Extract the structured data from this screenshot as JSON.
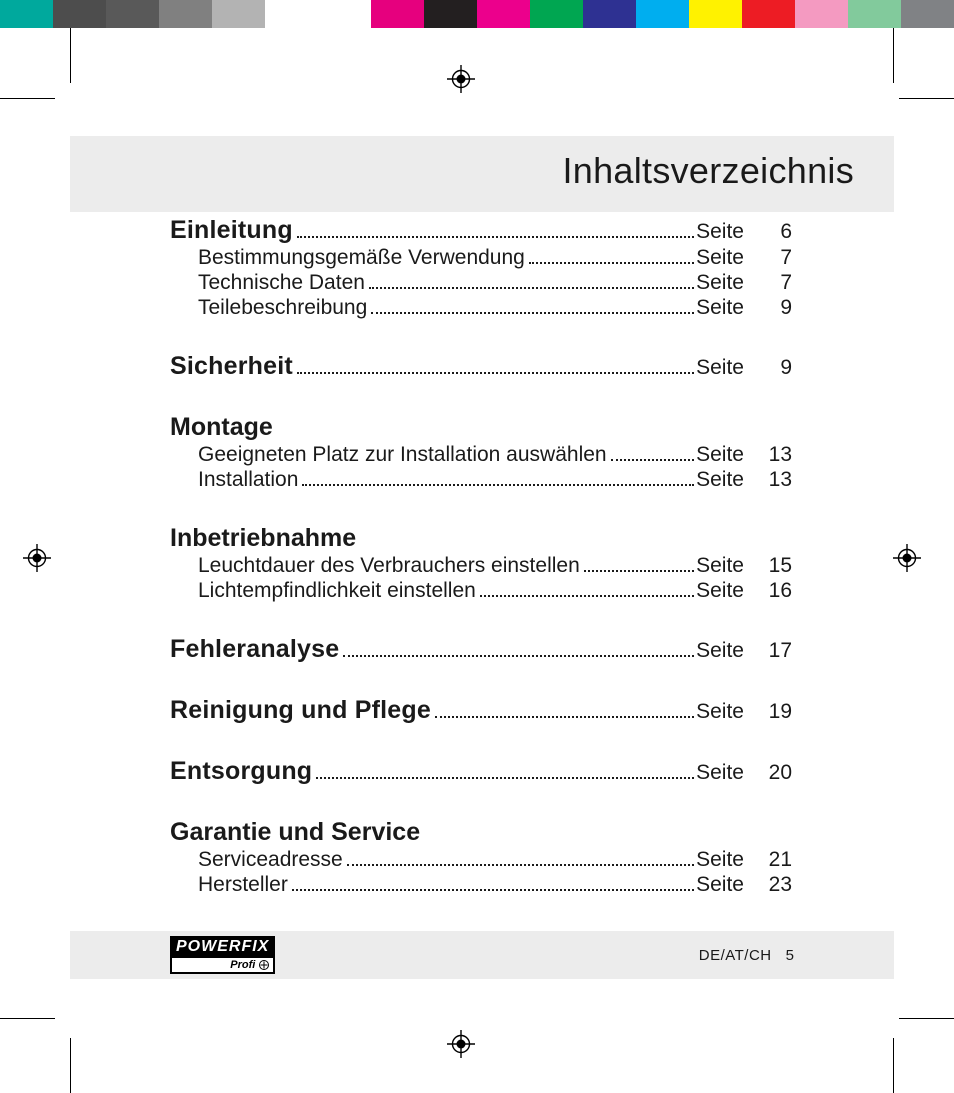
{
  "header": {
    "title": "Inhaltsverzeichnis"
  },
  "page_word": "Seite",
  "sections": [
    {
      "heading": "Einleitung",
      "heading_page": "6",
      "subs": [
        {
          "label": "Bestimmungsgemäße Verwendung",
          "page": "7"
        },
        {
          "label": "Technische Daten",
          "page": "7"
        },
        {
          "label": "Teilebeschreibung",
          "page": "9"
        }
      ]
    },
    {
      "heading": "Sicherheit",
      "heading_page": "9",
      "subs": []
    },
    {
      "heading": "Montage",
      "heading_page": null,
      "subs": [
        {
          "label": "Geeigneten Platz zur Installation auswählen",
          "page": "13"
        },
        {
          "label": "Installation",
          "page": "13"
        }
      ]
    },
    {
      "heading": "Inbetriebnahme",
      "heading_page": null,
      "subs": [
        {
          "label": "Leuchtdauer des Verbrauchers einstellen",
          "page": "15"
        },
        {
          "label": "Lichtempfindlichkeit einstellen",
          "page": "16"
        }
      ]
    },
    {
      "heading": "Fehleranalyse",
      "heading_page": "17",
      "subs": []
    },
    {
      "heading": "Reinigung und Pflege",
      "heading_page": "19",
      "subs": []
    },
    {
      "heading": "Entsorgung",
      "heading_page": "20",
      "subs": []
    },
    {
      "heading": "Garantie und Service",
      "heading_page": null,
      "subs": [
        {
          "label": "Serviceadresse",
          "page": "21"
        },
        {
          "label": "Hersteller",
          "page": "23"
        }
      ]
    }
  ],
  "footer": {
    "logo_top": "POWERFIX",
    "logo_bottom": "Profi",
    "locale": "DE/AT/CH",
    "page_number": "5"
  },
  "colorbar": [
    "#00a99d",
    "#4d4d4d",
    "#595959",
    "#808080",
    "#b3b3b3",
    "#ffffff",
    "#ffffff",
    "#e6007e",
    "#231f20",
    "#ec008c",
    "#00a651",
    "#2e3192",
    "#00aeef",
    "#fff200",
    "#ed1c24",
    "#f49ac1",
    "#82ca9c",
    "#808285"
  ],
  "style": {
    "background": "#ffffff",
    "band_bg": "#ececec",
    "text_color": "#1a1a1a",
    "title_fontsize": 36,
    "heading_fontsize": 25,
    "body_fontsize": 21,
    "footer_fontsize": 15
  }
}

PROBLEM TO WORK ON>
Skip the pictures and print each record exactly as it stands.

COMPLETED TASK>
Extract the structured data from this screenshot as JSON.
{
  "header": {
    "title": "Inhaltsverzeichnis"
  },
  "page_word": "Seite",
  "sections": [
    {
      "heading": "Einleitung",
      "heading_page": "6",
      "subs": [
        {
          "label": "Bestimmungsgemäße Verwendung",
          "page": "7"
        },
        {
          "label": "Technische Daten",
          "page": "7"
        },
        {
          "label": "Teilebeschreibung",
          "page": "9"
        }
      ]
    },
    {
      "heading": "Sicherheit",
      "heading_page": "9",
      "subs": []
    },
    {
      "heading": "Montage",
      "heading_page": null,
      "subs": [
        {
          "label": "Geeigneten Platz zur Installation auswählen",
          "page": "13"
        },
        {
          "label": "Installation",
          "page": "13"
        }
      ]
    },
    {
      "heading": "Inbetriebnahme",
      "heading_page": null,
      "subs": [
        {
          "label": "Leuchtdauer des Verbrauchers einstellen",
          "page": "15"
        },
        {
          "label": "Lichtempfindlichkeit einstellen",
          "page": "16"
        }
      ]
    },
    {
      "heading": "Fehleranalyse",
      "heading_page": "17",
      "subs": []
    },
    {
      "heading": "Reinigung und Pflege",
      "heading_page": "19",
      "subs": []
    },
    {
      "heading": "Entsorgung",
      "heading_page": "20",
      "subs": []
    },
    {
      "heading": "Garantie und Service",
      "heading_page": null,
      "subs": [
        {
          "label": "Serviceadresse",
          "page": "21"
        },
        {
          "label": "Hersteller",
          "page": "23"
        }
      ]
    }
  ],
  "footer": {
    "logo_top": "POWERFIX",
    "logo_bottom": "Profi",
    "locale": "DE/AT/CH",
    "page_number": "5"
  },
  "colorbar": [
    "#00a99d",
    "#4d4d4d",
    "#595959",
    "#808080",
    "#b3b3b3",
    "#ffffff",
    "#ffffff",
    "#e6007e",
    "#231f20",
    "#ec008c",
    "#00a651",
    "#2e3192",
    "#00aeef",
    "#fff200",
    "#ed1c24",
    "#f49ac1",
    "#82ca9c",
    "#808285"
  ],
  "style": {
    "background": "#ffffff",
    "band_bg": "#ececec",
    "text_color": "#1a1a1a",
    "title_fontsize": 36,
    "heading_fontsize": 25,
    "body_fontsize": 21,
    "footer_fontsize": 15
  }
}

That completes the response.